> _Consigne a_
Reproduis à l'identique le passage du texte sur le jeu des Trois Marie qui commence à "Le début de" et se termine à "au temps présent.".

> _Extrait du texte_
___
Le jeu des TROIS MARIE a ceci de captivant qu'il est inclus dans un
«coutumier» et non dans un processionnal comme le sont la
plupart des jeux. On sait donc exactement:
- pour quel lieu ce jeu a été conçu: un
monastère royal de femmes, fondé par Hermantrude,
première femme de Charles le Chauve (9e siècle), dont les
offices étaient desservis par des chanoines, ce qui a
autorisé la juxtaposition de voix d'hommes et de femmes dans ce
jeu.
- à quel moment précis de l'office il se plaçait :
"et doit-on faire les Marie la nuit de Pâques, entre le derrain
(dernier) respons et Te Deum Laudamus", ce qui est d'usage courant pour
les jeux.
- de quelle manière les participants se préparaient et
quelles coutumes locales accompagnaient les offices des jours
précédents et suivants.
Les indications de jeu sont données en «francien» ce
qui est unique par rapport à tous les manuscrits connus et qui
laisse penser que les dames de l'abbaye ne «pratiquaient»
pas le latin en dehors des offices.
Le coutumier donne aussi à propos de ce drame des rubriques de
nuances: "elles doivent chanter bien bas à fausset" et "li
prestre doivent dire bien bas", "dire un peu plus haut", "dire à
haute vois", etc ... ("Bien bas à fausset" doit être
compris ici dans le sens de très doux mais suffisamment fort
pour être entendu - faussement doux - et non comme "voix de
fausset").
Le manuscrit utilise un parler bilingue, d'autant plus
intéressant que la musique accentue la différence des
langues: les passages d'origine scripturaire et les antiennes de la
fête sont chantés en latin, les passages qui s'en
éloignent sont rédigés en francien. Les Marie
parlent tantôt ce français tantôt le latin, les
anges aussi; quant au marchand, personnage qui n'apparaît pas
dans le récit évangélique, il ne s'exprime qu'en
francien.
Les textes latins ont inspiré une musique
élaborée, musique «savante» et variée
- comme les belles pièces de soliste du répertoire dit
grégorien, ou comme la séquence Victimæ Pascali
Laudes qui sert de toile de fond au jeu - alors que les textes en
francien ont une trame musicale presque simplette et tout à fait
répétitive.
Le début de ce jeu est noté selon les habitudes
d'écriture du siècle précédent puis
à la façon du 14e siècle, époque du
manuscrit, les copistes opérant, en cours de route, ce que l'on
appellerait maintenant une transcription (c'est-à-dire le
passage d'un code d'écriture à un autre plus proche), ce
qui laisse penser que ce jeu est plus ancien que le manuscrit. Ceci
témoigne une fois de plus d'un caractère fondamental de
la culture du moyen age: respect
du fond traditionnel et adaptation au temps présent.
___
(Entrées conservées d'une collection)
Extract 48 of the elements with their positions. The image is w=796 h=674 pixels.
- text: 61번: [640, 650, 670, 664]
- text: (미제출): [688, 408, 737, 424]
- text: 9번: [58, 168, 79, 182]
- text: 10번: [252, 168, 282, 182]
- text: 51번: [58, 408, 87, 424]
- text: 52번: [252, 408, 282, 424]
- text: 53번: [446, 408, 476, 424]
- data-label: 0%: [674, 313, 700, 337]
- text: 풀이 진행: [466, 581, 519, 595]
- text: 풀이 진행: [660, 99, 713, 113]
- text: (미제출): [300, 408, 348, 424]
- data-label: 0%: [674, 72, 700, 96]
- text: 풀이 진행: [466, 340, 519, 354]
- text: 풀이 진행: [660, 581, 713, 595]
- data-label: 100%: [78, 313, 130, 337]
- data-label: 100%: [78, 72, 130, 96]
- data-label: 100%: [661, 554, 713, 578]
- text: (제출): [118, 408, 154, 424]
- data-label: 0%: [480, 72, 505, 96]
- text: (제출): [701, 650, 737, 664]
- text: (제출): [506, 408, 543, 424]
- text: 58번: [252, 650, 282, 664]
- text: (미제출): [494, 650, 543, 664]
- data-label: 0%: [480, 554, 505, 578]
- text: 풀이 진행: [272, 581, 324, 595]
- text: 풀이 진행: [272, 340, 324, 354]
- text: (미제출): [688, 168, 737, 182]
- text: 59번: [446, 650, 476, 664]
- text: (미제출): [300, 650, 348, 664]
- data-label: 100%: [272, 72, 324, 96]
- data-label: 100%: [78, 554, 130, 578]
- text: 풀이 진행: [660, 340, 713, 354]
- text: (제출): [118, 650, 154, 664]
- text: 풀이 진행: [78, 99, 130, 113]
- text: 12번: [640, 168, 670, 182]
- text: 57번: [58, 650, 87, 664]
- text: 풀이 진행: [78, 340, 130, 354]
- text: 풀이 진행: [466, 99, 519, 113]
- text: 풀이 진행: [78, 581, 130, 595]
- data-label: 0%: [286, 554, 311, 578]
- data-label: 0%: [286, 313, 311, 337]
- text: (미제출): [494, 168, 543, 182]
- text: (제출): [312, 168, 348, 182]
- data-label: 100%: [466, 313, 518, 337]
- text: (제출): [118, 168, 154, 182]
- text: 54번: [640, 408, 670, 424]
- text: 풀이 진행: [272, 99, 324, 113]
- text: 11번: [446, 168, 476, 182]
___
> _Consigne b_
Renvoie mot pour mot les lignes des enregistrements, en commençant par leur toute première ligne et en terminant par la ligne qui contient "- text: (제출): [506, 408, 543, 424]", incluse.

> _Réponse attendue a_
Le début de ce jeu est noté selon les habitudes
d'écriture du siècle précédent puis
à la façon du 14e siècle, époque du
manuscrit, les copistes opérant, en cours de route, ce que l'on
appellerait maintenant une transcription (c'est-à-dire le
passage d'un code d'écriture à un autre plus proche), ce
qui laisse penser que ce jeu est plus ancien que le manuscrit. Ceci
témoigne une fois de plus d'un caractère fondamental de
la culture du moyen age: respect
du fond traditionnel et adaptation au temps présent.

> _Réponse attendue b_
Extract 48 of the elements with their positions. The image is w=796 h=674 pixels.
- text: 61번: [640, 650, 670, 664]
- text: (미제출): [688, 408, 737, 424]
- text: 9번: [58, 168, 79, 182]
- text: 10번: [252, 168, 282, 182]
- text: 51번: [58, 408, 87, 424]
- text: 52번: [252, 408, 282, 424]
- text: 53번: [446, 408, 476, 424]
- data-label: 0%: [674, 313, 700, 337]
- text: 풀이 진행: [466, 581, 519, 595]
- text: 풀이 진행: [660, 99, 713, 113]
- text: (미제출): [300, 408, 348, 424]
- data-label: 0%: [674, 72, 700, 96]
- text: 풀이 진행: [466, 340, 519, 354]
- text: 풀이 진행: [660, 581, 713, 595]
- data-label: 100%: [78, 313, 130, 337]
- data-label: 100%: [78, 72, 130, 96]
- data-label: 100%: [661, 554, 713, 578]
- text: (제출): [118, 408, 154, 424]
- data-label: 0%: [480, 72, 505, 96]
- text: (제출): [701, 650, 737, 664]
- text: (제출): [506, 408, 543, 424]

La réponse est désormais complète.